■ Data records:
################

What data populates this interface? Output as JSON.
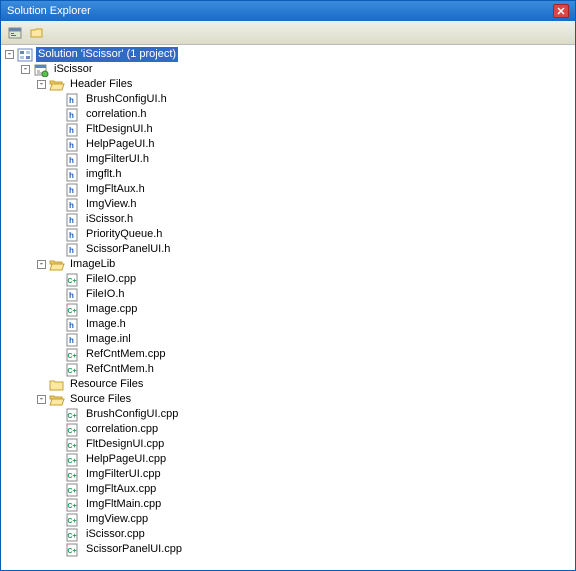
{
  "title": "Solution Explorer",
  "solution": {
    "label": "Solution 'iScissor' (1 project)",
    "project": {
      "label": "iScissor",
      "folders": [
        {
          "name": "Header Files",
          "expanded": true,
          "items": [
            {
              "label": "BrushConfigUI.h",
              "type": "h"
            },
            {
              "label": "correlation.h",
              "type": "h"
            },
            {
              "label": "FltDesignUI.h",
              "type": "h"
            },
            {
              "label": "HelpPageUI.h",
              "type": "h"
            },
            {
              "label": "ImgFilterUI.h",
              "type": "h"
            },
            {
              "label": "imgflt.h",
              "type": "h"
            },
            {
              "label": "ImgFltAux.h",
              "type": "h"
            },
            {
              "label": "ImgView.h",
              "type": "h"
            },
            {
              "label": "iScissor.h",
              "type": "h"
            },
            {
              "label": "PriorityQueue.h",
              "type": "h"
            },
            {
              "label": "ScissorPanelUI.h",
              "type": "h"
            }
          ]
        },
        {
          "name": "ImageLib",
          "expanded": true,
          "items": [
            {
              "label": "FileIO.cpp",
              "type": "cpp"
            },
            {
              "label": "FileIO.h",
              "type": "h"
            },
            {
              "label": "Image.cpp",
              "type": "cpp"
            },
            {
              "label": "Image.h",
              "type": "h"
            },
            {
              "label": "Image.inl",
              "type": "h"
            },
            {
              "label": "RefCntMem.cpp",
              "type": "cpp"
            },
            {
              "label": "RefCntMem.h",
              "type": "cpp"
            }
          ]
        },
        {
          "name": "Resource Files",
          "expanded": false,
          "items": []
        },
        {
          "name": "Source Files",
          "expanded": true,
          "items": [
            {
              "label": "BrushConfigUI.cpp",
              "type": "cpp"
            },
            {
              "label": "correlation.cpp",
              "type": "cpp"
            },
            {
              "label": "FltDesignUI.cpp",
              "type": "cpp"
            },
            {
              "label": "HelpPageUI.cpp",
              "type": "cpp"
            },
            {
              "label": "ImgFilterUI.cpp",
              "type": "cpp"
            },
            {
              "label": "ImgFltAux.cpp",
              "type": "cpp"
            },
            {
              "label": "ImgFltMain.cpp",
              "type": "cpp"
            },
            {
              "label": "ImgView.cpp",
              "type": "cpp"
            },
            {
              "label": "iScissor.cpp",
              "type": "cpp"
            },
            {
              "label": "ScissorPanelUI.cpp",
              "type": "cpp"
            }
          ]
        }
      ]
    }
  }
}
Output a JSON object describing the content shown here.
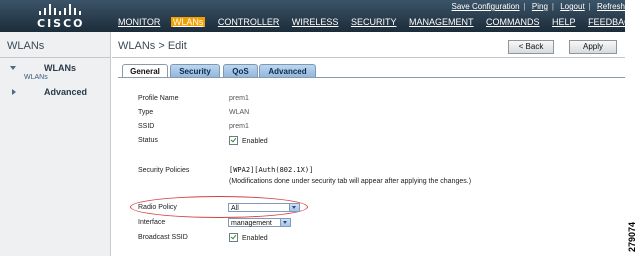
{
  "header": {
    "logo_text": "CISCO",
    "utility_links": [
      "Save Configuration",
      "Ping",
      "Logout",
      "Refresh"
    ],
    "menu": [
      "MONITOR",
      "WLANs",
      "CONTROLLER",
      "WIRELESS",
      "SECURITY",
      "MANAGEMENT",
      "COMMANDS",
      "HELP",
      "FEEDBACK"
    ],
    "active_menu": "WLANs"
  },
  "sidebar": {
    "title": "WLANs",
    "items": [
      {
        "label": "WLANs",
        "sub": "WLANs",
        "expanded": true
      },
      {
        "label": "Advanced",
        "expanded": false
      }
    ]
  },
  "main": {
    "title": "WLANs > Edit",
    "back_label": "< Back",
    "apply_label": "Apply",
    "tabs": [
      "General",
      "Security",
      "QoS",
      "Advanced"
    ],
    "active_tab": "General"
  },
  "form": {
    "profile_name_label": "Profile Name",
    "profile_name_value": "prem1",
    "type_label": "Type",
    "type_value": "WLAN",
    "ssid_label": "SSID",
    "ssid_value": "prem1",
    "status_label": "Status",
    "status_value": "Enabled",
    "status_checked": true,
    "security_policies_label": "Security Policies",
    "security_policies_value": "[WPA2][Auth(802.1X)]",
    "security_note": "(Modifications done under security tab will appear after applying the changes.)",
    "radio_policy_label": "Radio Policy",
    "radio_policy_value": "All",
    "interface_label": "Interface",
    "interface_value": "management",
    "broadcast_ssid_label": "Broadcast SSID",
    "broadcast_ssid_value": "Enabled",
    "broadcast_ssid_checked": true
  },
  "figure_number": "279074",
  "colors": {
    "header_bg": "#1c2c3a",
    "active_menu": "#f0a000",
    "highlight": "#d34040"
  }
}
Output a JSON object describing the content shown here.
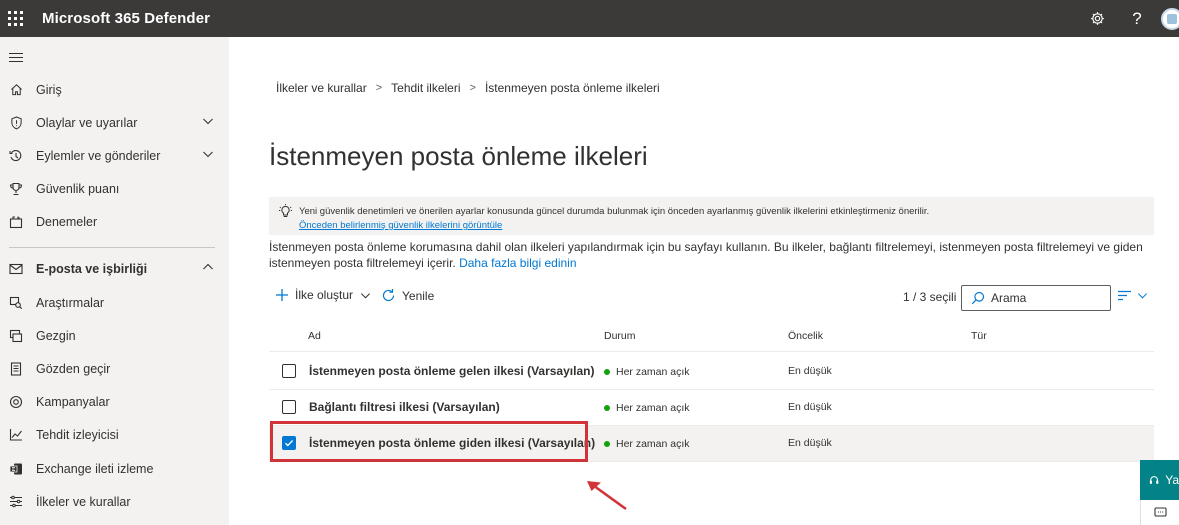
{
  "app": {
    "title": "Microsoft 365 Defender"
  },
  "nav": {
    "items": [
      {
        "label": "Giriş",
        "icon": "home-icon"
      },
      {
        "label": "Olaylar ve uyarılar",
        "icon": "shield-icon",
        "expandable": true
      },
      {
        "label": "Eylemler ve gönderiler",
        "icon": "history-icon",
        "expandable": true
      },
      {
        "label": "Güvenlik puanı",
        "icon": "trophy-icon"
      },
      {
        "label": "Denemeler",
        "icon": "lab-icon"
      },
      {
        "label": "E-posta ve işbirliği",
        "icon": "mail-icon",
        "expanded": true
      },
      {
        "label": "Araştırmalar",
        "icon": "investigation-icon"
      },
      {
        "label": "Gezgin",
        "icon": "explorer-icon"
      },
      {
        "label": "Gözden geçir",
        "icon": "review-icon"
      },
      {
        "label": "Kampanyalar",
        "icon": "target-icon"
      },
      {
        "label": "Tehdit izleyicisi",
        "icon": "chart-icon"
      },
      {
        "label": "Exchange ileti izleme",
        "icon": "exchange-icon"
      },
      {
        "label": "İlkeler ve kurallar",
        "icon": "policy-icon"
      }
    ]
  },
  "breadcrumb": [
    "İlkeler ve kurallar",
    "Tehdit ilkeleri",
    "İstenmeyen posta önleme ilkeleri"
  ],
  "page": {
    "title": "İstenmeyen posta önleme ilkeleri"
  },
  "banner": {
    "text": "Yeni güvenlik denetimleri ve önerilen ayarlar konusunda güncel durumda bulunmak için önceden ayarlanmış güvenlik ilkelerini etkinleştirmeniz önerilir.",
    "link": "Önceden belirlenmiş güvenlik ilkelerini görüntüle"
  },
  "description": {
    "text": "İstenmeyen posta önleme korumasına dahil olan ilkeleri yapılandırmak için bu sayfayı kullanın. Bu ilkeler, bağlantı filtrelemeyi, istenmeyen posta filtrelemeyi ve giden istenmeyen posta filtrelemeyi içerir.",
    "link": "Daha fazla bilgi edinin"
  },
  "toolbar": {
    "create_label": "İlke oluştur",
    "refresh_label": "Yenile",
    "count": "1 / 3 seçili",
    "search_placeholder": "Arama"
  },
  "table": {
    "headers": {
      "name": "Ad",
      "status": "Durum",
      "priority": "Öncelik",
      "type": "Tür"
    },
    "rows": [
      {
        "name": "İstenmeyen posta önleme gelen ilkesi (Varsayılan)",
        "status": "Her zaman açık",
        "priority": "En düşük",
        "checked": false
      },
      {
        "name": "Bağlantı filtresi ilkesi (Varsayılan)",
        "status": "Her zaman açık",
        "priority": "En düşük",
        "checked": false
      },
      {
        "name": "İstenmeyen posta önleme giden ilkesi (Varsayılan)",
        "status": "Her zaman açık",
        "priority": "En düşük",
        "checked": true
      }
    ]
  },
  "help": {
    "label": "Ya"
  },
  "colors": {
    "accent": "#0078d4",
    "topbar": "#3b3a39",
    "status_ok": "#13a10e",
    "highlight": "#d13438",
    "help": "#038387"
  }
}
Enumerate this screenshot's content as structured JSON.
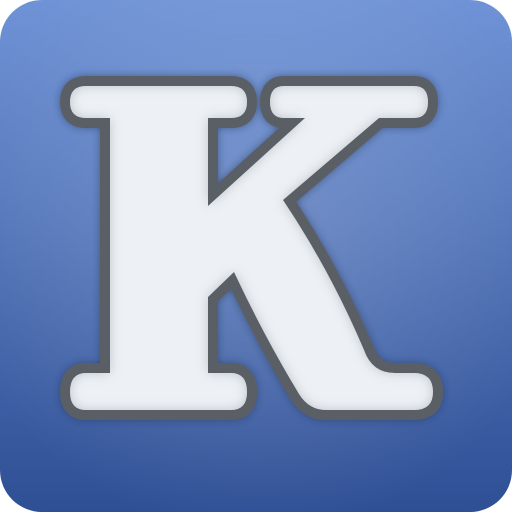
{
  "icon": {
    "letter": "K",
    "name": "k-logo-icon",
    "colors": {
      "background_top": "#6f93d6",
      "background_bottom": "#2f4f95",
      "letter_fill": "#edf1f5",
      "letter_stroke": "#5a5f66",
      "letter_glow": "#9aa4b1"
    }
  }
}
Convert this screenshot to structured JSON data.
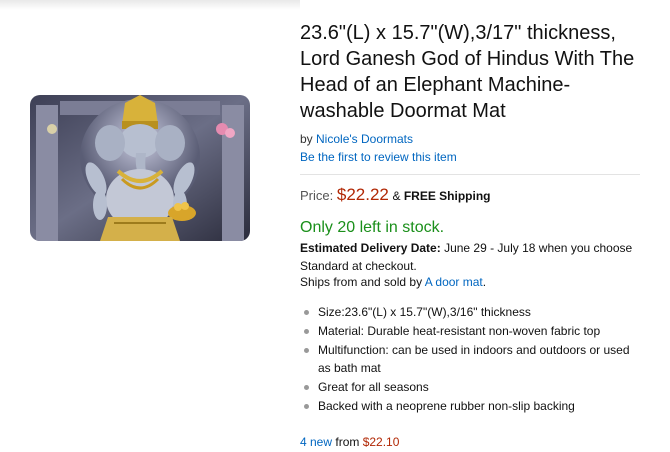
{
  "top_faded_text": "",
  "product": {
    "title": "23.6\"(L) x 15.7\"(W),3/17\" thickness, Lord Ganesh God of Hindus With The Head of an Elephant Machine-washable Doormat Mat",
    "by_prefix": "by ",
    "brand": "Nicole's Doormats",
    "review_link": "Be the first to review this item",
    "price_label": "Price:",
    "price": "$22.22",
    "shipping_prefix": "& ",
    "shipping": "FREE Shipping",
    "stock": "Only 20 left in stock.",
    "delivery_label": "Estimated Delivery Date:",
    "delivery_text": " June 29 - July 18 when you choose Standard at checkout.",
    "ships_prefix": "Ships from and sold by ",
    "seller": "A door mat",
    "ships_suffix": ".",
    "bullets": [
      "Size:23.6\"(L) x 15.7\"(W),3/16\" thickness",
      "Material: Durable heat-resistant non-woven fabric top",
      "Multifunction: can be used in indoors and outdoors or used as bath mat",
      "Great for all seasons",
      "Backed with a neoprene rubber non-slip backing"
    ],
    "offers_count": "4 new",
    "offers_from": " from ",
    "offers_price": "$22.10"
  },
  "colors": {
    "link": "#0066c0",
    "price": "#b12704",
    "stock": "#1a8f1a"
  }
}
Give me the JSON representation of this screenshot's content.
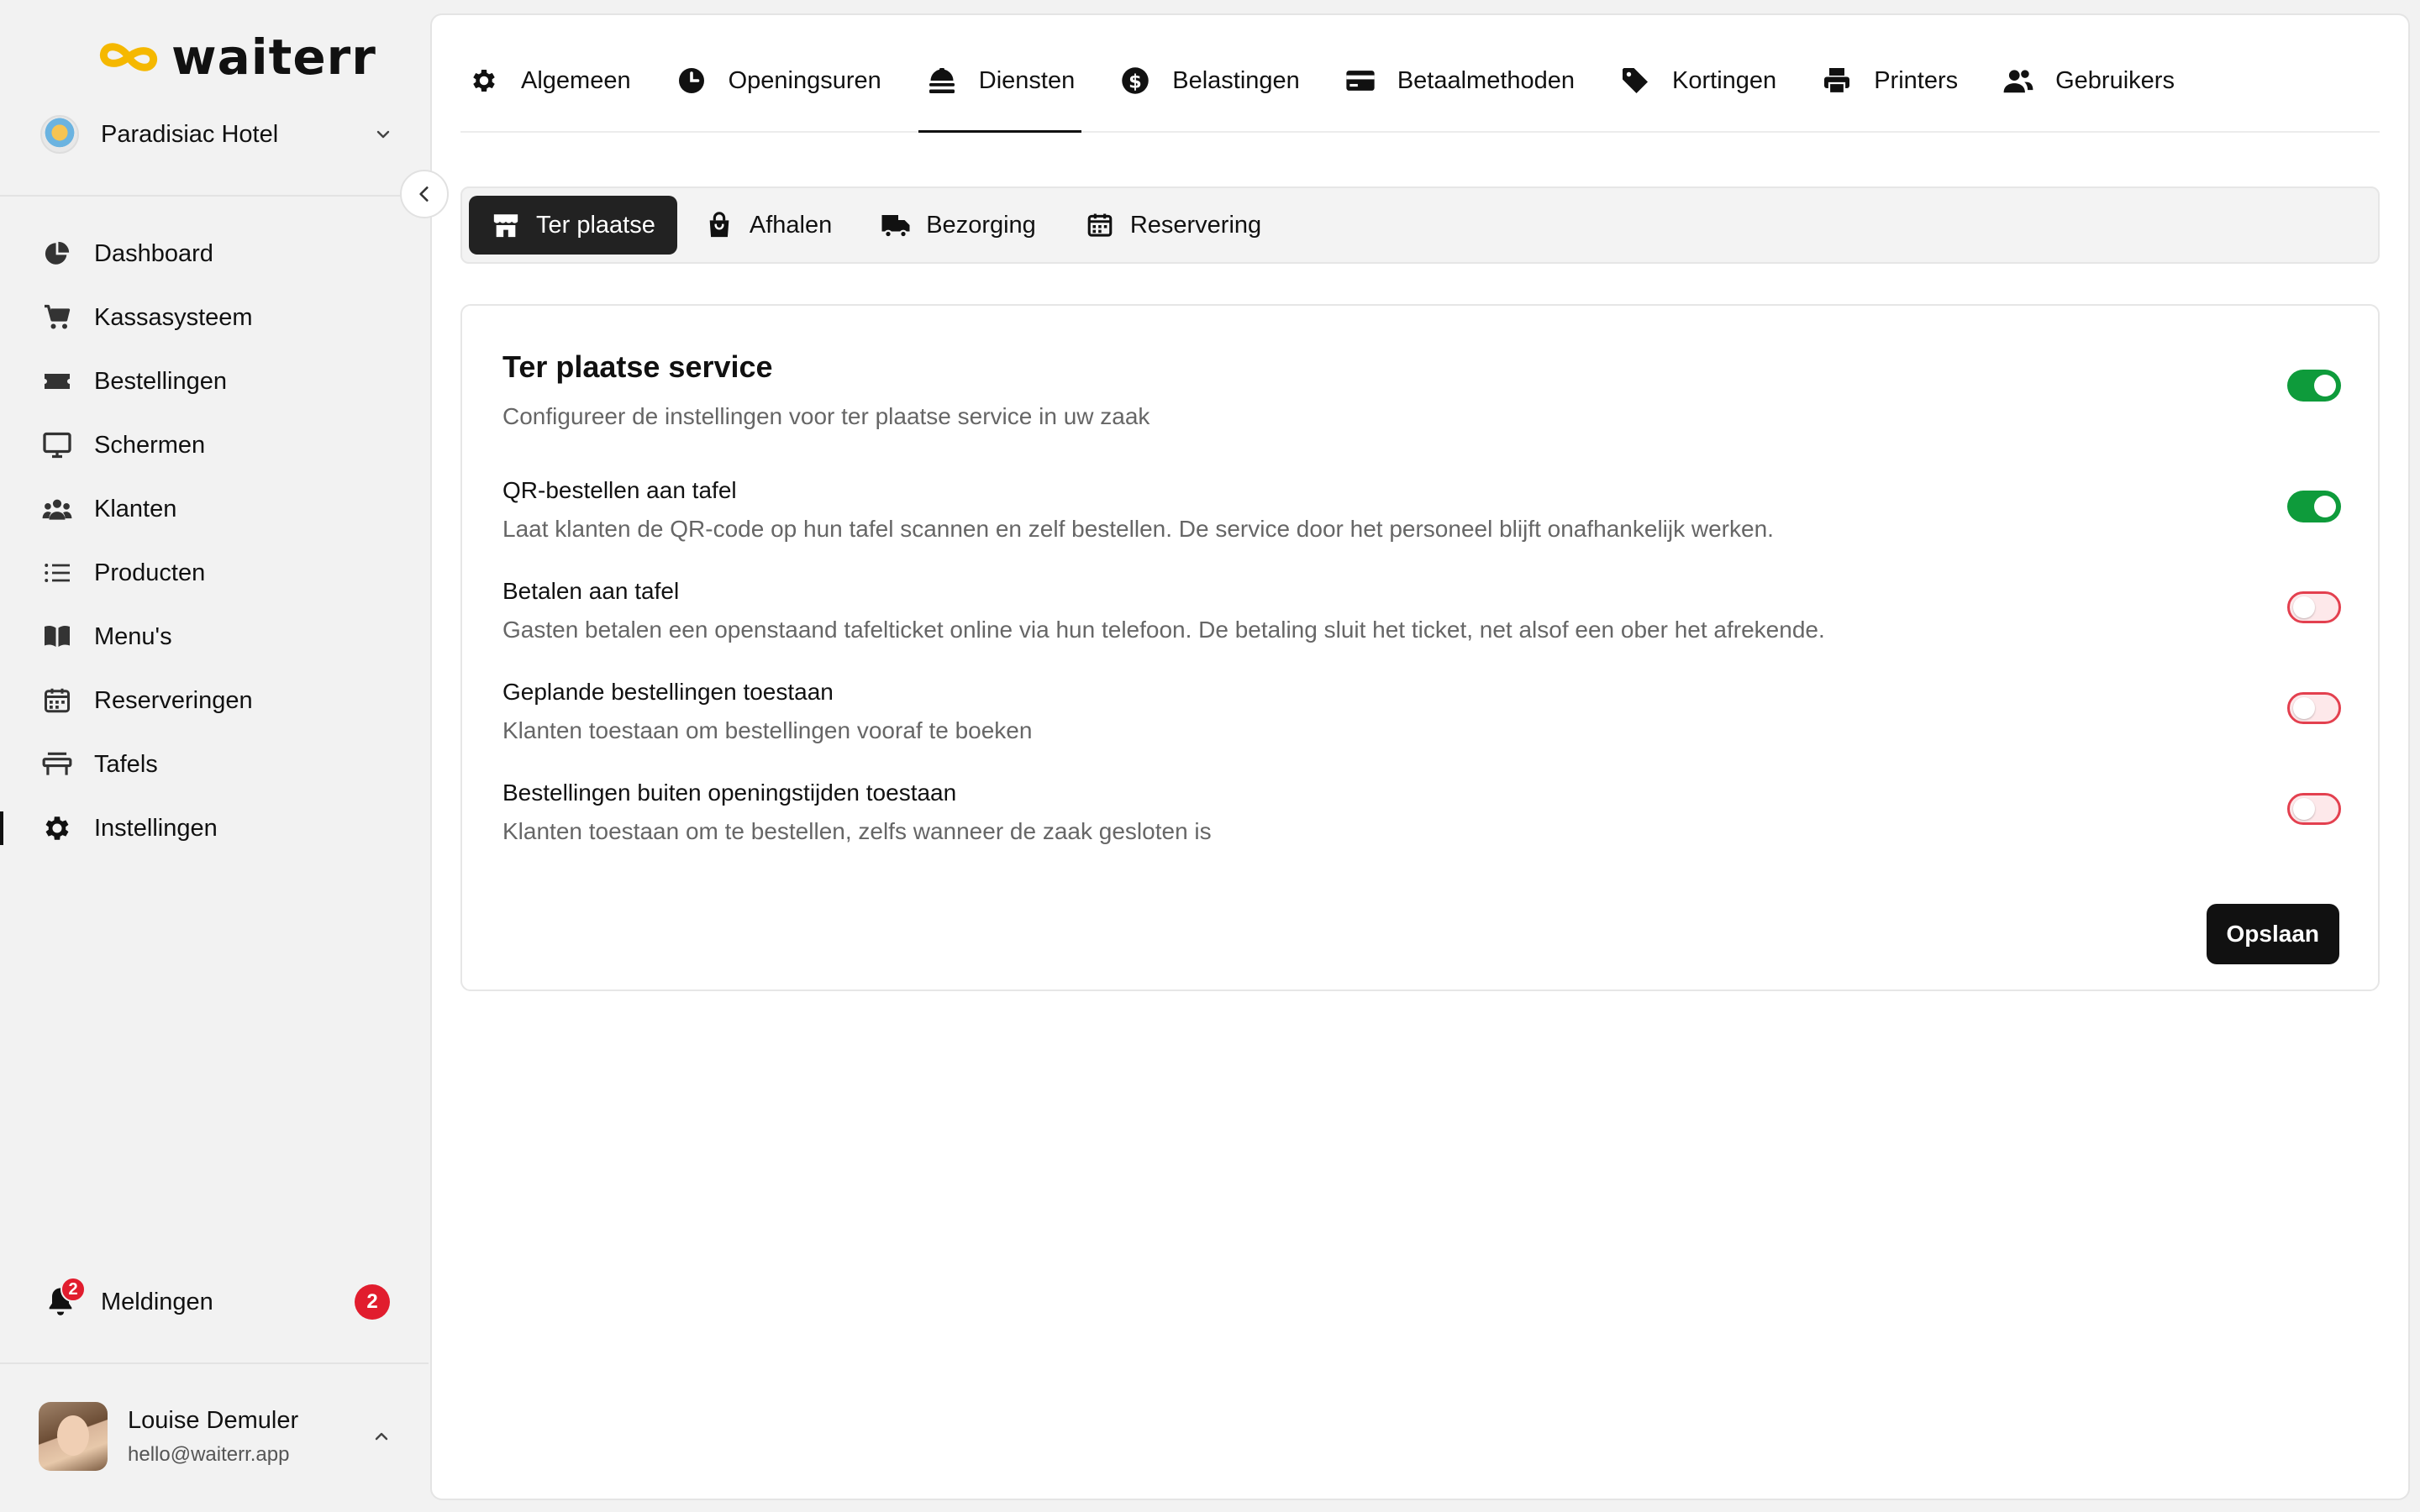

################

■ WHAT YOU ARE ASKED TO DO:
Check every line of the data above for the string "HelpPageUI", and copy those that have it.

■ OUTPUT OF THE TASK:
              "label": "HelpPageUI.h",
              "label": "HelpPageUI.cpp",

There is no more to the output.